[Dataset excerpts]
+++

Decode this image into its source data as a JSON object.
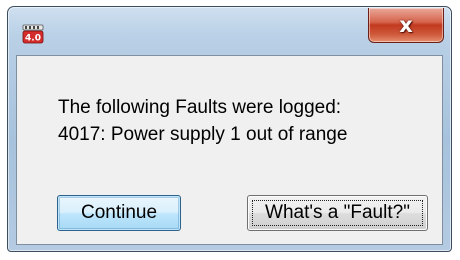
{
  "titlebar": {
    "app_icon": "app-4.0-icon",
    "app_icon_text": "4.0",
    "close_glyph": "x"
  },
  "message": {
    "line1": "The following Faults were logged:",
    "line2": "4017:  Power supply 1 out of range"
  },
  "buttons": {
    "continue_label": "Continue",
    "fault_label": "What's a \"Fault?\""
  },
  "colors": {
    "frame": "#b9d0e6",
    "close_button": "#c1391f",
    "client_bg": "#f0f0f0",
    "default_button": "#bee6fd",
    "app_icon_red": "#d42b2b"
  }
}
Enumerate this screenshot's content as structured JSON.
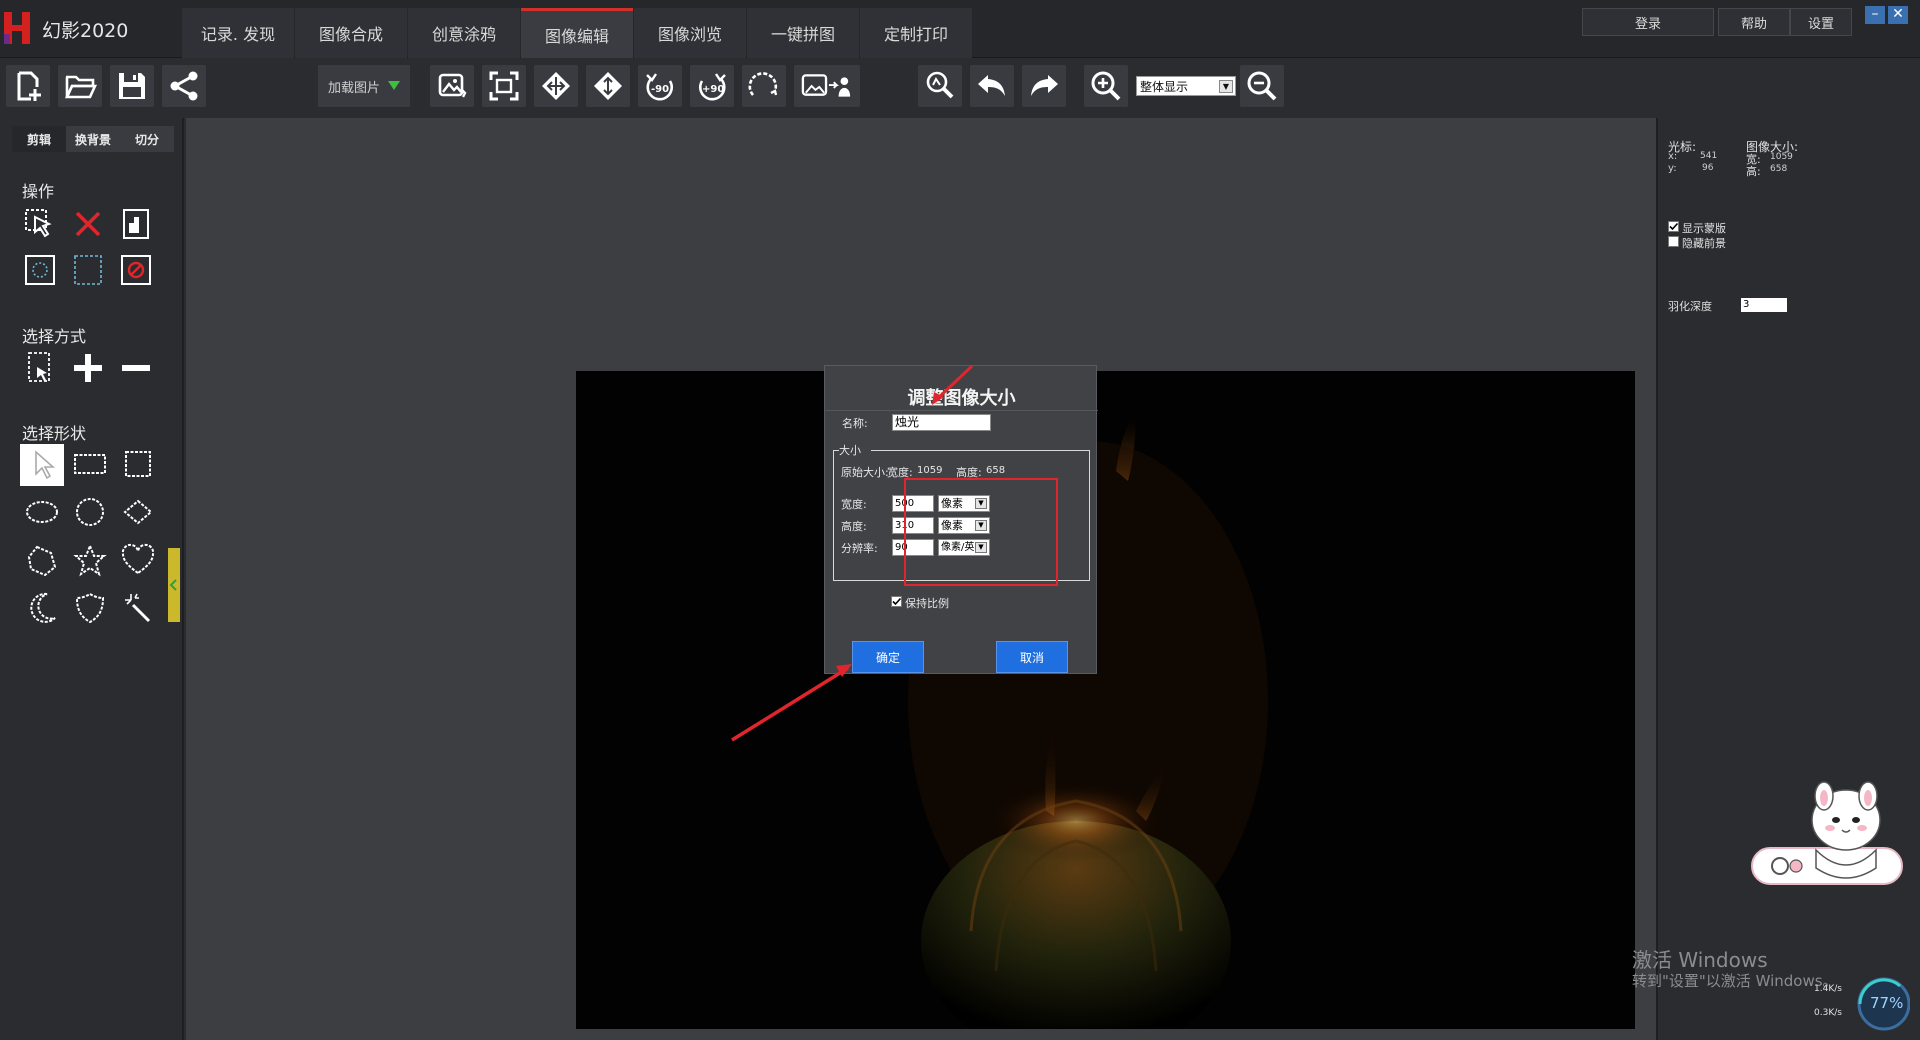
{
  "app": {
    "title": "幻影2020"
  },
  "tabs": [
    {
      "label": "记录. 发现",
      "active": false
    },
    {
      "label": "图像合成",
      "active": false
    },
    {
      "label": "创意涂鸦",
      "active": false
    },
    {
      "label": "图像编辑",
      "active": true
    },
    {
      "label": "图像浏览",
      "active": false
    },
    {
      "label": "一键拼图",
      "active": false
    },
    {
      "label": "定制打印",
      "active": false
    }
  ],
  "top_right": {
    "login": "登录",
    "help": "帮助",
    "settings": "设置"
  },
  "toolbar": {
    "load_image": "加载图片",
    "zoom_mode": "整体显示"
  },
  "left_panel": {
    "tabs": [
      "剪辑",
      "换背景",
      "切分"
    ],
    "operations_title": "操作",
    "select_mode_title": "选择方式",
    "select_shape_title": "选择形状"
  },
  "right_panel": {
    "cursor_label": "光标:",
    "x_label": "x:",
    "x_value": "541",
    "y_label": "y:",
    "y_value": "96",
    "image_size_label": "图像大小:",
    "width_label": "宽:",
    "width_value": "1059",
    "height_label": "高:",
    "height_value": "658",
    "show_mask": "显示蒙版",
    "show_mask_checked": true,
    "hide_foreground": "隐藏前景",
    "hide_foreground_checked": false,
    "feather_label": "羽化深度",
    "feather_value": "3"
  },
  "dialog": {
    "title": "调整图像大小",
    "name_label": "名称:",
    "name_value": "烛光",
    "size_group": "大小",
    "original_size_label": "原始大小:",
    "orig_width_label": "宽度:",
    "orig_width": "1059",
    "orig_height_label": "高度:",
    "orig_height": "658",
    "width_label": "宽度:",
    "width_value": "500",
    "width_unit": "像素",
    "height_label": "高度:",
    "height_value": "310",
    "height_unit": "像素",
    "resolution_label": "分辨率:",
    "resolution_value": "90",
    "resolution_unit": "像素/英",
    "keep_ratio": "保持比例",
    "keep_ratio_checked": true,
    "ok": "确定",
    "cancel": "取消"
  },
  "watermark": {
    "line1": "激活 Windows",
    "line2": "转到\"设置\"以激活 Windows。"
  },
  "net_widget": {
    "up": "1.4K/s",
    "down": "0.3K/s",
    "percent": "77%"
  },
  "colors": {
    "accent_red": "#e0262c",
    "button_blue": "#1f6fe0",
    "active_tab_marker": "#d4302b"
  }
}
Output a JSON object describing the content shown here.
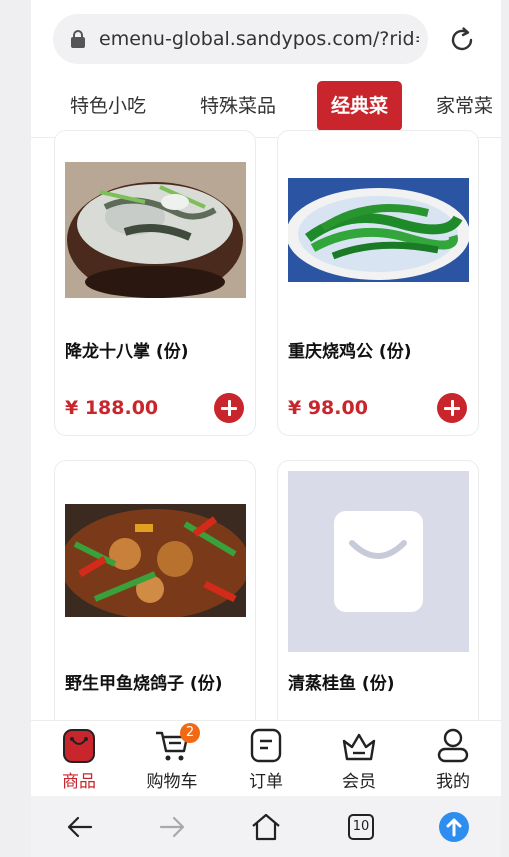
{
  "browser": {
    "url": "emenu-global.sandypos.com/?rid=",
    "tab_count": "10"
  },
  "category_tabs": [
    {
      "label": "特色小吃",
      "active": false
    },
    {
      "label": "特殊菜品",
      "active": false
    },
    {
      "label": "经典菜",
      "active": true
    },
    {
      "label": "家常菜",
      "active": false
    }
  ],
  "dishes": [
    {
      "name": "降龙十八掌 (份)",
      "price": "¥ 188.00",
      "image": "fish-claypot-photo"
    },
    {
      "name": "重庆烧鸡公 (份)",
      "price": "¥ 98.00",
      "image": "green-vegetable-plate-photo"
    },
    {
      "name": "野生甲鱼烧鸽子 (份)",
      "price": "",
      "image": "spicy-stir-fry-photo"
    },
    {
      "name": "清蒸桂鱼 (份)",
      "price": "",
      "image": "shopping-bag-placeholder"
    }
  ],
  "bottom_nav": [
    {
      "label": "商品",
      "icon": "goods-icon",
      "active": true
    },
    {
      "label": "购物车",
      "icon": "cart-icon",
      "active": false,
      "badge": "2"
    },
    {
      "label": "订单",
      "icon": "order-icon",
      "active": false
    },
    {
      "label": "会员",
      "icon": "crown-icon",
      "active": false
    },
    {
      "label": "我的",
      "icon": "profile-icon",
      "active": false
    }
  ],
  "colors": {
    "accent": "#c8262c",
    "badge": "#f06a16",
    "placeholder_bg": "#d9dbe8",
    "upload": "#2d8ef0"
  }
}
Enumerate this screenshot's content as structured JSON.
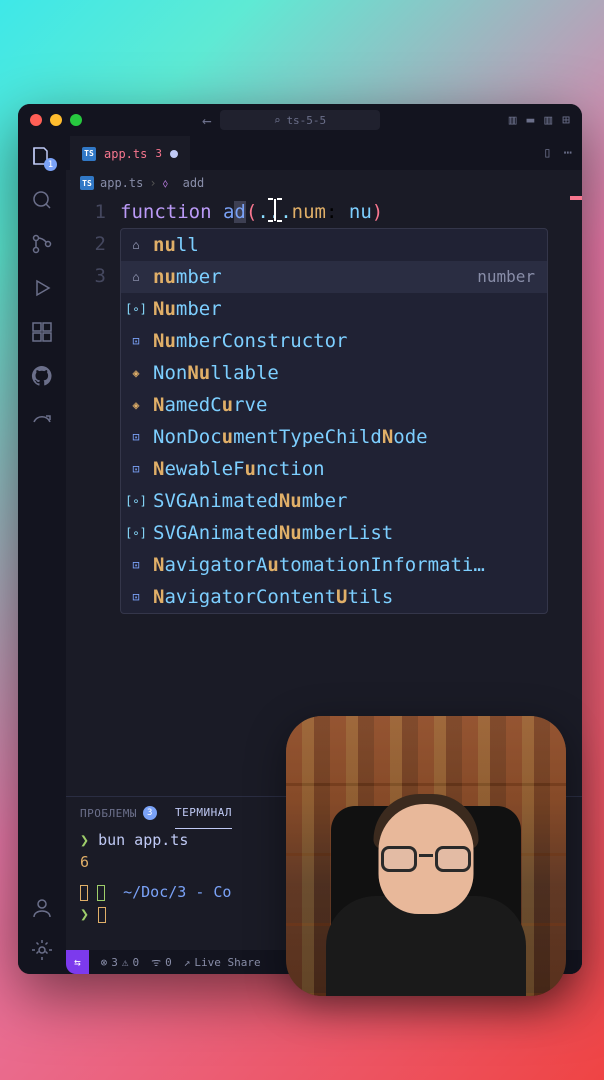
{
  "window": {
    "search_placeholder": "ts-5-5"
  },
  "activity": {
    "explorer_badge": "1"
  },
  "tab": {
    "filename": "app.ts",
    "error_count": "3"
  },
  "breadcrumb": {
    "file": "app.ts",
    "symbol": "add"
  },
  "editor": {
    "lines": [
      "1",
      "2",
      "3"
    ],
    "tokens": {
      "keyword": "function",
      "fname": "a",
      "fname2": "d",
      "rest": "...",
      "param": "num",
      "colon": ": ",
      "typed": "nu"
    }
  },
  "autocomplete": {
    "hint": "number",
    "items": [
      {
        "kind": "keyword",
        "pre": "",
        "hl": "nu",
        "post": "ll"
      },
      {
        "kind": "keyword",
        "pre": "",
        "hl": "nu",
        "post": "mber",
        "selected": true
      },
      {
        "kind": "variable",
        "pre": "",
        "hl": "Nu",
        "post": "mber"
      },
      {
        "kind": "interface",
        "pre": "",
        "hl": "Nu",
        "post": "mberConstructor"
      },
      {
        "kind": "class",
        "pre": "Non",
        "hl": "Nu",
        "post": "llable"
      },
      {
        "kind": "class",
        "pre": "",
        "hl": "N",
        "post": "amedC",
        "hl2": "u",
        "post2": "rve"
      },
      {
        "kind": "interface",
        "pre": "NonDoc",
        "hl": "u",
        "post": "mentTypeChild",
        "hl2": "N",
        "post2": "ode"
      },
      {
        "kind": "interface",
        "pre": "",
        "hl": "N",
        "post": "ewableF",
        "hl2": "u",
        "post2": "nction"
      },
      {
        "kind": "variable",
        "pre": "SVGAnimated",
        "hl": "Nu",
        "post": "mber"
      },
      {
        "kind": "variable",
        "pre": "SVGAnimated",
        "hl": "Nu",
        "post": "mberList"
      },
      {
        "kind": "interface",
        "pre": "",
        "hl": "N",
        "post": "avigatorA",
        "hl2": "u",
        "post2": "tomationInformati…"
      },
      {
        "kind": "interface",
        "pre": "",
        "hl": "N",
        "post": "avigatorContent",
        "hl2": "U",
        "post2": "tils"
      }
    ]
  },
  "panel": {
    "tabs": {
      "problems": "ПРОБЛЕМЫ",
      "problems_count": "3",
      "terminal": "ТЕРМИНАЛ"
    },
    "terminal": {
      "cmd": "bun app.ts",
      "out": "6",
      "path": "~/Doc/3 - Co"
    }
  },
  "status": {
    "remote": "⇆",
    "errors": "3",
    "warnings": "0",
    "ports": "0",
    "liveshare": "Live Share"
  }
}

+++

:: Stated exercise ::
Copy the data word for word. Pictures do not go in the copy.

:: Answer to the problem ::
Decode this image into its source data as a JSON object.
{
  "titlebar": {
    "app_icon": "app-4.0-icon",
    "app_icon_text": "4.0",
    "close_glyph": "x"
  },
  "message": {
    "line1": "The following Faults were logged:",
    "line2": "4017:  Power supply 1 out of range"
  },
  "buttons": {
    "continue_label": "Continue",
    "fault_label": "What's a \"Fault?\""
  },
  "colors": {
    "frame": "#b9d0e6",
    "close_button": "#c1391f",
    "client_bg": "#f0f0f0",
    "default_button": "#bee6fd",
    "app_icon_red": "#d42b2b"
  }
}
Enumerate this screenshot's content as structured JSON.
{
  "app": {
    "title": "幻影2020"
  },
  "tabs": [
    {
      "label": "记录. 发现",
      "active": false
    },
    {
      "label": "图像合成",
      "active": false
    },
    {
      "label": "创意涂鸦",
      "active": false
    },
    {
      "label": "图像编辑",
      "active": true
    },
    {
      "label": "图像浏览",
      "active": false
    },
    {
      "label": "一键拼图",
      "active": false
    },
    {
      "label": "定制打印",
      "active": false
    }
  ],
  "top_right": {
    "login": "登录",
    "help": "帮助",
    "settings": "设置"
  },
  "toolbar": {
    "load_image": "加载图片",
    "zoom_mode": "整体显示"
  },
  "left_panel": {
    "tabs": [
      "剪辑",
      "换背景",
      "切分"
    ],
    "operations_title": "操作",
    "select_mode_title": "选择方式",
    "select_shape_title": "选择形状"
  },
  "right_panel": {
    "cursor_label": "光标:",
    "x_label": "x:",
    "x_value": "541",
    "y_label": "y:",
    "y_value": "96",
    "image_size_label": "图像大小:",
    "width_label": "宽:",
    "width_value": "1059",
    "height_label": "高:",
    "height_value": "658",
    "show_mask": "显示蒙版",
    "show_mask_checked": true,
    "hide_foreground": "隐藏前景",
    "hide_foreground_checked": false,
    "feather_label": "羽化深度",
    "feather_value": "3"
  },
  "dialog": {
    "title": "调整图像大小",
    "name_label": "名称:",
    "name_value": "烛光",
    "size_group": "大小",
    "original_size_label": "原始大小:",
    "orig_width_label": "宽度:",
    "orig_width": "1059",
    "orig_height_label": "高度:",
    "orig_height": "658",
    "width_label": "宽度:",
    "width_value": "500",
    "width_unit": "像素",
    "height_label": "高度:",
    "height_value": "310",
    "height_unit": "像素",
    "resolution_label": "分辨率:",
    "resolution_value": "90",
    "resolution_unit": "像素/英",
    "keep_ratio": "保持比例",
    "keep_ratio_checked": true,
    "ok": "确定",
    "cancel": "取消"
  },
  "watermark": {
    "line1": "激活 Windows",
    "line2": "转到\"设置\"以激活 Windows。"
  },
  "net_widget": {
    "up": "1.4K/s",
    "down": "0.3K/s",
    "percent": "77%"
  },
  "colors": {
    "accent_red": "#e0262c",
    "button_blue": "#1f6fe0",
    "active_tab_marker": "#d4302b"
  }
}
Output a JSON object describing the content shown here.
{
  "browser": {
    "url": "emenu-global.sandypos.com/?rid=",
    "tab_count": "10"
  },
  "category_tabs": [
    {
      "label": "特色小吃",
      "active": false
    },
    {
      "label": "特殊菜品",
      "active": false
    },
    {
      "label": "经典菜",
      "active": true
    },
    {
      "label": "家常菜",
      "active": false
    }
  ],
  "dishes": [
    {
      "name": "降龙十八掌 (份)",
      "price": "¥ 188.00",
      "image": "fish-claypot-photo"
    },
    {
      "name": "重庆烧鸡公 (份)",
      "price": "¥ 98.00",
      "image": "green-vegetable-plate-photo"
    },
    {
      "name": "野生甲鱼烧鸽子 (份)",
      "price": "",
      "image": "spicy-stir-fry-photo"
    },
    {
      "name": "清蒸桂鱼 (份)",
      "price": "",
      "image": "shopping-bag-placeholder"
    }
  ],
  "bottom_nav": [
    {
      "label": "商品",
      "icon": "goods-icon",
      "active": true
    },
    {
      "label": "购物车",
      "icon": "cart-icon",
      "active": false,
      "badge": "2"
    },
    {
      "label": "订单",
      "icon": "order-icon",
      "active": false
    },
    {
      "label": "会员",
      "icon": "crown-icon",
      "active": false
    },
    {
      "label": "我的",
      "icon": "profile-icon",
      "active": false
    }
  ],
  "colors": {
    "accent": "#c8262c",
    "badge": "#f06a16",
    "placeholder_bg": "#d9dbe8",
    "upload": "#2d8ef0"
  }
}
Enumerate this screenshot's content as structured JSON.
{
  "window": {
    "search_placeholder": "ts-5-5"
  },
  "activity": {
    "explorer_badge": "1"
  },
  "tab": {
    "filename": "app.ts",
    "error_count": "3"
  },
  "breadcrumb": {
    "file": "app.ts",
    "symbol": "add"
  },
  "editor": {
    "lines": [
      "1",
      "2",
      "3"
    ],
    "tokens": {
      "keyword": "function",
      "fname": "a",
      "fname2": "d",
      "rest": "...",
      "param": "num",
      "colon": ": ",
      "typed": "nu"
    }
  },
  "autocomplete": {
    "hint": "number",
    "items": [
      {
        "kind": "keyword",
        "pre": "",
        "hl": "nu",
        "post": "ll"
      },
      {
        "kind": "keyword",
        "pre": "",
        "hl": "nu",
        "post": "mber",
        "selected": true
      },
      {
        "kind": "variable",
        "pre": "",
        "hl": "Nu",
        "post": "mber"
      },
      {
        "kind": "interface",
        "pre": "",
        "hl": "Nu",
        "post": "mberConstructor"
      },
      {
        "kind": "class",
        "pre": "Non",
        "hl": "Nu",
        "post": "llable"
      },
      {
        "kind": "class",
        "pre": "",
        "hl": "N",
        "post": "amedC",
        "hl2": "u",
        "post2": "rve"
      },
      {
        "kind": "interface",
        "pre": "NonDoc",
        "hl": "u",
        "post": "mentTypeChild",
        "hl2": "N",
        "post2": "ode"
      },
      {
        "kind": "interface",
        "pre": "",
        "hl": "N",
        "post": "ewableF",
        "hl2": "u",
        "post2": "nction"
      },
      {
        "kind": "variable",
        "pre": "SVGAnimated",
        "hl": "Nu",
        "post": "mber"
      },
      {
        "kind": "variable",
        "pre": "SVGAnimated",
        "hl": "Nu",
        "post": "mberList"
      },
      {
        "kind": "interface",
        "pre": "",
        "hl": "N",
        "post": "avigatorA",
        "hl2": "u",
        "post2": "tomationInformati…"
      },
      {
        "kind": "interface",
        "pre": "",
        "hl": "N",
        "post": "avigatorContent",
        "hl2": "U",
        "post2": "tils"
      }
    ]
  },
  "panel": {
    "tabs": {
      "problems": "ПРОБЛЕМЫ",
      "problems_count": "3",
      "terminal": "ТЕРМИНАЛ"
    },
    "terminal": {
      "cmd": "bun app.ts",
      "out": "6",
      "path": "~/Doc/3 - Co"
    }
  },
  "status": {
    "remote": "⇆",
    "errors": "3",
    "warnings": "0",
    "ports": "0",
    "liveshare": "Live Share"
  }
}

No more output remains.